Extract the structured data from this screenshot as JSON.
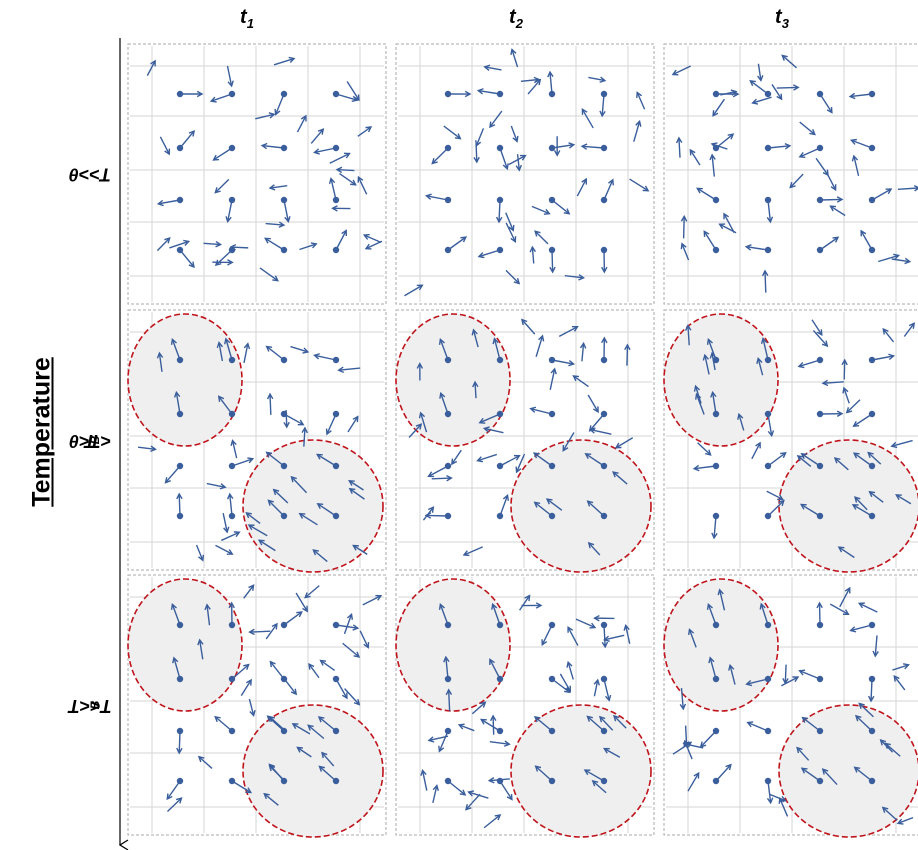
{
  "columns": [
    {
      "base": "t",
      "sub": "1"
    },
    {
      "base": "t",
      "sub": "2"
    },
    {
      "base": "t",
      "sub": "3"
    }
  ],
  "axis_title": "Temperature",
  "rows": [
    {
      "pre": "T>>θ",
      "sub": "",
      "post": ""
    },
    {
      "pre": "T",
      "sub": "B",
      "post": "<T<θ"
    },
    {
      "pre": "T<<T",
      "sub": "B",
      "post": ""
    }
  ],
  "colors": {
    "arrow": "#3a5e9c",
    "domain_outline": "#c0141c",
    "domain_fill": "#efefef",
    "grid": "#d4d4d4",
    "panel_border": "#a8a8a8"
  }
}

--- THE EXERCISE ---
The data should be printed again unchanged; leave its pictures out.

--- SOLUTION FOR THIS EXERCISE ---
Extract the structured data from this screenshot as JSON.
{
  "columns": [
    {
      "base": "t",
      "sub": "1"
    },
    {
      "base": "t",
      "sub": "2"
    },
    {
      "base": "t",
      "sub": "3"
    }
  ],
  "axis_title": "Temperature",
  "rows": [
    {
      "pre": "T>>θ",
      "sub": "",
      "post": ""
    },
    {
      "pre": "T",
      "sub": "B",
      "post": "<T<θ"
    },
    {
      "pre": "T<<T",
      "sub": "B",
      "post": ""
    }
  ],
  "colors": {
    "arrow": "#3a5e9c",
    "domain_outline": "#c0141c",
    "domain_fill": "#efefef",
    "grid": "#d4d4d4",
    "panel_border": "#a8a8a8"
  }
}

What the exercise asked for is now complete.